The problem - Give only the number of lines in the data that include the string "this".

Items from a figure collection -
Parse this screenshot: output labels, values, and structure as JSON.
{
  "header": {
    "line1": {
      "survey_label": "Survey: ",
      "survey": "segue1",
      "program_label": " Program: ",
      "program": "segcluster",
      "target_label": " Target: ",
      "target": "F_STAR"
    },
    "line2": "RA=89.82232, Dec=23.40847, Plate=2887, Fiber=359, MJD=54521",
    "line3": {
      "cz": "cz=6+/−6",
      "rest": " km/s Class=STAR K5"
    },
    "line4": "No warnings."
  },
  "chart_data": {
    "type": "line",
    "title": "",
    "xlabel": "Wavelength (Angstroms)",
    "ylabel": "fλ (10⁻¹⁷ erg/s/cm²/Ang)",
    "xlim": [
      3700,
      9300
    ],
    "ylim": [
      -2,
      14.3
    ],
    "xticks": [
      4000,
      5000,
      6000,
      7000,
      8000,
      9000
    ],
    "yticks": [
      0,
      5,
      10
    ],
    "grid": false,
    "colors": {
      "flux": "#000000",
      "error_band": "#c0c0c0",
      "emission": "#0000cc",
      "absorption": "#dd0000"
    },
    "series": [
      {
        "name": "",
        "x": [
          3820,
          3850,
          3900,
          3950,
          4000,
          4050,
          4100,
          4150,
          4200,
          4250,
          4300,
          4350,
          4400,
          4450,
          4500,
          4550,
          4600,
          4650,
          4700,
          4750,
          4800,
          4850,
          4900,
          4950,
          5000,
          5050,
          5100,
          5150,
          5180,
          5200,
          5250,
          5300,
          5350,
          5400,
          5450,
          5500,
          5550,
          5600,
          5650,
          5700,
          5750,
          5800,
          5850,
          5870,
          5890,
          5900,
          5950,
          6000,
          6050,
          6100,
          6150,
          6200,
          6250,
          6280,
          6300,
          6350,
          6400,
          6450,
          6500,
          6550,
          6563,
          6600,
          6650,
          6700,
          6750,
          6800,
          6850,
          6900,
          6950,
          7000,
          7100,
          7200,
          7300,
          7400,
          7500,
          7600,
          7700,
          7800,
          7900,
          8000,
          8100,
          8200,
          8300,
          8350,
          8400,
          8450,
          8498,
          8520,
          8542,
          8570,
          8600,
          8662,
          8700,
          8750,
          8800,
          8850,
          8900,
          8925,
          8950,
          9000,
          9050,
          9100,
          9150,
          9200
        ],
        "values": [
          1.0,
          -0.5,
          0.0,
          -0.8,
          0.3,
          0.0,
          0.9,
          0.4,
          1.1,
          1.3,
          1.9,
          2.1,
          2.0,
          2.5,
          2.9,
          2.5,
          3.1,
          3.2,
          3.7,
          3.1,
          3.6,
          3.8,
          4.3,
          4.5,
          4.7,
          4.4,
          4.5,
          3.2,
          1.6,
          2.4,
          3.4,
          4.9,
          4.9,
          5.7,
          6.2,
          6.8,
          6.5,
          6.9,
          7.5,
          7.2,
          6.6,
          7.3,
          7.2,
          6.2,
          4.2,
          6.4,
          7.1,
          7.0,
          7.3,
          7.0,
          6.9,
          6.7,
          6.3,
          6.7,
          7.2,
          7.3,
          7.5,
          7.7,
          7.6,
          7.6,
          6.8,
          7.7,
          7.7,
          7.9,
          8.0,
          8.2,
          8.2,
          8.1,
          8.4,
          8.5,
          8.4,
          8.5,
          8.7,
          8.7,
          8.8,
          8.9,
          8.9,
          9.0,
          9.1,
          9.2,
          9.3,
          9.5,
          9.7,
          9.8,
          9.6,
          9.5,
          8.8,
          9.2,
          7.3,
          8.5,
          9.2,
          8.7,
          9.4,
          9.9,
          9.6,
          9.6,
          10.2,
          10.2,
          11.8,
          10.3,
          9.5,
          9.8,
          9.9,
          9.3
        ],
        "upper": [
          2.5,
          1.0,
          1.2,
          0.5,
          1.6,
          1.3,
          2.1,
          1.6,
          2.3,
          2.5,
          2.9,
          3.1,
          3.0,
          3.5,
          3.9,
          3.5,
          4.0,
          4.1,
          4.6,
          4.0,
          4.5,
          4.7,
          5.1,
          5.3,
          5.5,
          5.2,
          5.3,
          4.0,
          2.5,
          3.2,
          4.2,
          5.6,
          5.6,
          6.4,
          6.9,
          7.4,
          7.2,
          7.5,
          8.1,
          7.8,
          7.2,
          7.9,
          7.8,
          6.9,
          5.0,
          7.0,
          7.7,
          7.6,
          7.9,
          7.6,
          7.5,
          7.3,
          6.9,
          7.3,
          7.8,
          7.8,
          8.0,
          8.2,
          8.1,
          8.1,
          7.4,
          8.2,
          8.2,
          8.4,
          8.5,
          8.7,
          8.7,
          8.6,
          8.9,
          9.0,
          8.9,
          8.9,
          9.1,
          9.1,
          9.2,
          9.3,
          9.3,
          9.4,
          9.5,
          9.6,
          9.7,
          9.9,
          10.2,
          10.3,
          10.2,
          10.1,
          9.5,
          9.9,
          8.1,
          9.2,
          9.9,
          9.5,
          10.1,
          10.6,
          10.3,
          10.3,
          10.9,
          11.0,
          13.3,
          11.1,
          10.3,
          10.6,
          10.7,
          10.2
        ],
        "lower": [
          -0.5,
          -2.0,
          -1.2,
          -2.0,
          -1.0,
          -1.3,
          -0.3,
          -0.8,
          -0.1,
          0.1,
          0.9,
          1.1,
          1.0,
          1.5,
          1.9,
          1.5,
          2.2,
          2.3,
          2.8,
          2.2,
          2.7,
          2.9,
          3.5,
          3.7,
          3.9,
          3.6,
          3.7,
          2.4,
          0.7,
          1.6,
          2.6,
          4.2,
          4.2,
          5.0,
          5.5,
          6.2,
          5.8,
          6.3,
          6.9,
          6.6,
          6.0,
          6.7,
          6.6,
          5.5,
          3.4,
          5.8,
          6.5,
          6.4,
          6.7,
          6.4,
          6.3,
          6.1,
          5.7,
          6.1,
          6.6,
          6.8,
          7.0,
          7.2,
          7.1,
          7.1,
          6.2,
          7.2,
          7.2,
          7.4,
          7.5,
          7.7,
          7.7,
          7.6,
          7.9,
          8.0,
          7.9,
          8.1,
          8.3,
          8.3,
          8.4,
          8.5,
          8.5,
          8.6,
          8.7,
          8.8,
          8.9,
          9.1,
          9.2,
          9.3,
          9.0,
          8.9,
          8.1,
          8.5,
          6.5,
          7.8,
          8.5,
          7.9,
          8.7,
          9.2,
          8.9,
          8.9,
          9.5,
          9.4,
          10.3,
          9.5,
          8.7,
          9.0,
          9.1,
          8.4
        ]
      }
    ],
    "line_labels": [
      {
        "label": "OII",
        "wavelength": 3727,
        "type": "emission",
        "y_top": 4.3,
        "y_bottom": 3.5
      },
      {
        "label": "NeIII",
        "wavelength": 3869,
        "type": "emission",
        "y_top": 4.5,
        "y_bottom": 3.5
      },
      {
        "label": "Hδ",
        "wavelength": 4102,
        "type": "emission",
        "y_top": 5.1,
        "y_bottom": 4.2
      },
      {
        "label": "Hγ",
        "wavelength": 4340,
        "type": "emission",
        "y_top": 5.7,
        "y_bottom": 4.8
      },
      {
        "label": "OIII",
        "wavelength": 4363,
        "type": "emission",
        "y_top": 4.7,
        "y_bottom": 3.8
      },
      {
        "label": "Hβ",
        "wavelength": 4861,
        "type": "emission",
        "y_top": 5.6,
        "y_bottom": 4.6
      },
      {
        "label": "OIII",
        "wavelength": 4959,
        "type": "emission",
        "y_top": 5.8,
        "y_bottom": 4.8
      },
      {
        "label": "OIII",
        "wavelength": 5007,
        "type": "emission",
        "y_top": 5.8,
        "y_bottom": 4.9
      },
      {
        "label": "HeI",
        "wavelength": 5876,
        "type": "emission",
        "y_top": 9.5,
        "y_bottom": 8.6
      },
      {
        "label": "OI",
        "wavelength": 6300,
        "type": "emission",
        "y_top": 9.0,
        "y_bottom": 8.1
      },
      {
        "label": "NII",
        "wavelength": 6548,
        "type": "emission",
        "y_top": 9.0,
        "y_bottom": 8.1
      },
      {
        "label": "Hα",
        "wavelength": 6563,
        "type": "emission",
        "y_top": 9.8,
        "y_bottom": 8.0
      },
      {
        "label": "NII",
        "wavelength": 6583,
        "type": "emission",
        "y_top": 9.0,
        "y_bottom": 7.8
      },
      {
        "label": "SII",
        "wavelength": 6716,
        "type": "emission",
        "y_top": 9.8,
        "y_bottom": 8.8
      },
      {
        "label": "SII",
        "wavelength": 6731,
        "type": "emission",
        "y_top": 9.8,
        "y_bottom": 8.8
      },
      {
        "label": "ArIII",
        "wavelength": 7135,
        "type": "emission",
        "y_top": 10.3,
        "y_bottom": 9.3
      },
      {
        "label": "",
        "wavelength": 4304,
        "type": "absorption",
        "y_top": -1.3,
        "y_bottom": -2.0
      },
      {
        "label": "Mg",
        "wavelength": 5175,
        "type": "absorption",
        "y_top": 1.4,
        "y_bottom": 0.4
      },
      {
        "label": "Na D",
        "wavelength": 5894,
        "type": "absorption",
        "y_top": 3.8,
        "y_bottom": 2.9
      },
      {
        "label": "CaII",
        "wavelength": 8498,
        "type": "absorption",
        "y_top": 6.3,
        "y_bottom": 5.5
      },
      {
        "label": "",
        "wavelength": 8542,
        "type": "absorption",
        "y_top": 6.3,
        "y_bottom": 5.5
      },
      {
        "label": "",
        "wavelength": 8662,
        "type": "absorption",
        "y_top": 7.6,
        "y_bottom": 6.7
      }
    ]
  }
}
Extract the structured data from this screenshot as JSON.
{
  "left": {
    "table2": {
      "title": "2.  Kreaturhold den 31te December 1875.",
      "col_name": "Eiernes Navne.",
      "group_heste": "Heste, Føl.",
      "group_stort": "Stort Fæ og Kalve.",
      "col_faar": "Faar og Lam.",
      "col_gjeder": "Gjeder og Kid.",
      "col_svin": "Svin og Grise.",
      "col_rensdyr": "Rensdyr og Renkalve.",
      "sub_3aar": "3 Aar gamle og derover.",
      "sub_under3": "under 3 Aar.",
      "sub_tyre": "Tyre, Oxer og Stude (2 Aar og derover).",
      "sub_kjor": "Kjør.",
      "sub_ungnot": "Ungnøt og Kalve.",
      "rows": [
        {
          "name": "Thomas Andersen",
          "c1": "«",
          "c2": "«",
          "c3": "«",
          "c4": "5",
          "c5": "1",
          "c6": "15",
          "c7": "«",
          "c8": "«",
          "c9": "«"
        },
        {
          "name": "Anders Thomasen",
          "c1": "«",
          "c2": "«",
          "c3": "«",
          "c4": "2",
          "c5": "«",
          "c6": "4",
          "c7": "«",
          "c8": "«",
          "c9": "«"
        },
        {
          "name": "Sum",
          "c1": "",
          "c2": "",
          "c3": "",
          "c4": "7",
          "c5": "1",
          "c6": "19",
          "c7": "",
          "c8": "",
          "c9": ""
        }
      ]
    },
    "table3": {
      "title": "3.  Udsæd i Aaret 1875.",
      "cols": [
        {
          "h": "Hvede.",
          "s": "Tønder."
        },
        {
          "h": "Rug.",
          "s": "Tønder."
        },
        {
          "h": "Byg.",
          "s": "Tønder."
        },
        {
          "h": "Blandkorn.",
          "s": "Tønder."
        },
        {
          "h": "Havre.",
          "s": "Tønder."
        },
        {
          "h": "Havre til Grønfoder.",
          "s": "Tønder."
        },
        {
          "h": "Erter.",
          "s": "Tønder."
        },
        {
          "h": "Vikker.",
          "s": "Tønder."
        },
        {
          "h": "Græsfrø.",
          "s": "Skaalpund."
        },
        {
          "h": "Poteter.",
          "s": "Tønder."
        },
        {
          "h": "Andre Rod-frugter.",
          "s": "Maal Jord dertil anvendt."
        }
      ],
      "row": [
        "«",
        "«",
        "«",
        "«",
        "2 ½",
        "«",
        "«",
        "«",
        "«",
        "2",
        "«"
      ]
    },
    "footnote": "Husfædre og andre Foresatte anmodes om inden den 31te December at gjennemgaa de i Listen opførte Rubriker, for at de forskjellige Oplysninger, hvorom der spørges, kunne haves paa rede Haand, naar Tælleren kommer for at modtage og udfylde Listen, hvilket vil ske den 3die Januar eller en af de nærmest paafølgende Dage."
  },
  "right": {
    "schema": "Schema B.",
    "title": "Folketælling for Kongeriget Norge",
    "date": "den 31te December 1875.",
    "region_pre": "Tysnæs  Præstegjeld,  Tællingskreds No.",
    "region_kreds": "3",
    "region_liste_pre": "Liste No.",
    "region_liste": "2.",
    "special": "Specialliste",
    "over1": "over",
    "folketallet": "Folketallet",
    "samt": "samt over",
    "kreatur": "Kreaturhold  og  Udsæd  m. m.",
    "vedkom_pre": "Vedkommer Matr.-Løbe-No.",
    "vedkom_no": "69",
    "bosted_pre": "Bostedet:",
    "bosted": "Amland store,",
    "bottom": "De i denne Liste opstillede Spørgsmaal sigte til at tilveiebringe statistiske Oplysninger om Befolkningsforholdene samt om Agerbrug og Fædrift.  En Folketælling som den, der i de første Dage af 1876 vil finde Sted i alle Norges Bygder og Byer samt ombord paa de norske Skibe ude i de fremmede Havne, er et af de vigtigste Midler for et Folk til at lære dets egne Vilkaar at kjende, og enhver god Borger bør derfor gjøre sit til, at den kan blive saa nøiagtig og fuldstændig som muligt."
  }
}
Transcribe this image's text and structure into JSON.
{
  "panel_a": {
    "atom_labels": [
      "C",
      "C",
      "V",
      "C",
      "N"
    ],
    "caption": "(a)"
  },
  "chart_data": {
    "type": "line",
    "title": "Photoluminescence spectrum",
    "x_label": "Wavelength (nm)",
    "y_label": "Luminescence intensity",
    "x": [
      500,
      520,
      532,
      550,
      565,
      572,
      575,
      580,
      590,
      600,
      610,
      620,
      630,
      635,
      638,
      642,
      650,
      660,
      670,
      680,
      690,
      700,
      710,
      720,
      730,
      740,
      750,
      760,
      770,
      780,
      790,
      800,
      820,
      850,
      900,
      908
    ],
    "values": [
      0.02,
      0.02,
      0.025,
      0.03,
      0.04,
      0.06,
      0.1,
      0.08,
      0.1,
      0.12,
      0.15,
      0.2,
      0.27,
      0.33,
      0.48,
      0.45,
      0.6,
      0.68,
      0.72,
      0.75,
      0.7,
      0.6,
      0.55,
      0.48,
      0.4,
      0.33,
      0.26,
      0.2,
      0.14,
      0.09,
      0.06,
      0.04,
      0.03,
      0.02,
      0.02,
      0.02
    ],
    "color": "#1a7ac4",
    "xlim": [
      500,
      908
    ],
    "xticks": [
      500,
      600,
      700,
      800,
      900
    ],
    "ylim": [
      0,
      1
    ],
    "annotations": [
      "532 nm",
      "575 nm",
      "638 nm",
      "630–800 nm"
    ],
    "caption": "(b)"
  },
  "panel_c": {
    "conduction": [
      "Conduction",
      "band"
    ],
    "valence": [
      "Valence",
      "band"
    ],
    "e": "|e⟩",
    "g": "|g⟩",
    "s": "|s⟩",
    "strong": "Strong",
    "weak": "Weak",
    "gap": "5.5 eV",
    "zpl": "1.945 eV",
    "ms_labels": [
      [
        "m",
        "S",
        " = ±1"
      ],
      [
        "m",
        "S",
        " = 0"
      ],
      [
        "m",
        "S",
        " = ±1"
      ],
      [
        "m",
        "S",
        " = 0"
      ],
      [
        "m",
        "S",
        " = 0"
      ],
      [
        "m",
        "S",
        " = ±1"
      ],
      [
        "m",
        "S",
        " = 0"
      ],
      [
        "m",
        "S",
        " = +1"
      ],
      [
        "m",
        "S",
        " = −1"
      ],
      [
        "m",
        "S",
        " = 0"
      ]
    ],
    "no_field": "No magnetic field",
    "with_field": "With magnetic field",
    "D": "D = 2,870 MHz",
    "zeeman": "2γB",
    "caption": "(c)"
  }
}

The response - 3